TASK PROMPT »
Copy out every line exactly as given.

DATA PROVIDED »

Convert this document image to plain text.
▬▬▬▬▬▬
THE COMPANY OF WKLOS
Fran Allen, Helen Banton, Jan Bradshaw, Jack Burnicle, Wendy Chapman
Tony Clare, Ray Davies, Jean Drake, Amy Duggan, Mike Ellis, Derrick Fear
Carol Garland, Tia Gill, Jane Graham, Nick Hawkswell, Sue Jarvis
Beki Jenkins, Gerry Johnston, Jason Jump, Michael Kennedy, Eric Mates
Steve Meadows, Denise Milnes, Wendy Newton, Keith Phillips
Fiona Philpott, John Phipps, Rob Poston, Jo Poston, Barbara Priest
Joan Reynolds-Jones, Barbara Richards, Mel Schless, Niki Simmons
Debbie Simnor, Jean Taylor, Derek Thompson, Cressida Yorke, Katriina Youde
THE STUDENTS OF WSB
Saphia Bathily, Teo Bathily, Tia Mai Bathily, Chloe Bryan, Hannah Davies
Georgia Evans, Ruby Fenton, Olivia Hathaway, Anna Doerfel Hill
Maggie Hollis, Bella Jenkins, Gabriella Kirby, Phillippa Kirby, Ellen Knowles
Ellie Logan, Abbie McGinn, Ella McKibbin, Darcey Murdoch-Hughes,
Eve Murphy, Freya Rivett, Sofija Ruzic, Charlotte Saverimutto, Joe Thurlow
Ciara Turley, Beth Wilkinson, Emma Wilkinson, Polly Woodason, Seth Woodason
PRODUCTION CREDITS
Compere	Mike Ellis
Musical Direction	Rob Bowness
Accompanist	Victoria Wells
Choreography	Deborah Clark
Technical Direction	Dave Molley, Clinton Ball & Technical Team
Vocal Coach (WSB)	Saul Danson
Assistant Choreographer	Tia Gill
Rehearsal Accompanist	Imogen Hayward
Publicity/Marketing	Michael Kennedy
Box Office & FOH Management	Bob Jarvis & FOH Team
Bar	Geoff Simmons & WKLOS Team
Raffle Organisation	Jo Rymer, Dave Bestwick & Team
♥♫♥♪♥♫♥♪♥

FULL ANSWER »
Convert this document image to plain text.
▬▬▬▬▬▬
THE COMPANY OF WKLOS
Fran Allen, Helen Banton, Jan Bradshaw, Jack Burnicle, Wendy Chapman
Tony Clare, Ray Davies, Jean Drake, Amy Duggan, Mike Ellis, Derrick Fear
Carol Garland, Tia Gill, Jane Graham, Nick Hawkswell, Sue Jarvis
Beki Jenkins, Gerry Johnston, Jason Jump, Michael Kennedy, Eric Mates
Steve Meadows, Denise Milnes, Wendy Newton, Keith Phillips
Fiona Philpott, John Phipps, Rob Poston, Jo Poston, Barbara Priest
Joan Reynolds-Jones, Barbara Richards, Mel Schless, Niki Simmons
Debbie Simnor, Jean Taylor, Derek Thompson, Cressida Yorke, Katriina Youde
THE STUDENTS OF WSB
Saphia Bathily, Teo Bathily, Tia Mai Bathily, Chloe Bryan, Hannah Davies
Georgia Evans, Ruby Fenton, Olivia Hathaway, Anna Doerfel Hill
Maggie Hollis, Bella Jenkins, Gabriella Kirby, Phillippa Kirby, Ellen Knowles
Ellie Logan, Abbie McGinn, Ella McKibbin, Darcey Murdoch-Hughes,
Eve Murphy, Freya Rivett, Sofija Ruzic, Charlotte Saverimutto, Joe Thurlow
Ciara Turley, Beth Wilkinson, Emma Wilkinson, Polly Woodason, Seth Woodason
PRODUCTION CREDITS
Compere	Mike Ellis
Musical Direction	Rob Bowness
Accompanist	Victoria Wells
Choreography	Deborah Clark
Technical Direction	Dave Molley, Clinton Ball & Technical Team
Vocal Coach (WSB)	Saul Danson
Assistant Choreographer	Tia Gill
Rehearsal Accompanist	Imogen Hayward
Publicity/Marketing	Michael Kennedy
Box Office & FOH Management	Bob Jarvis & FOH Team
Bar	Geoff Simmons & WKLOS Team
Raffle Organisation	Jo Rymer, Dave Bestwick & Team
♥♫♥♪♥♫♥♪♥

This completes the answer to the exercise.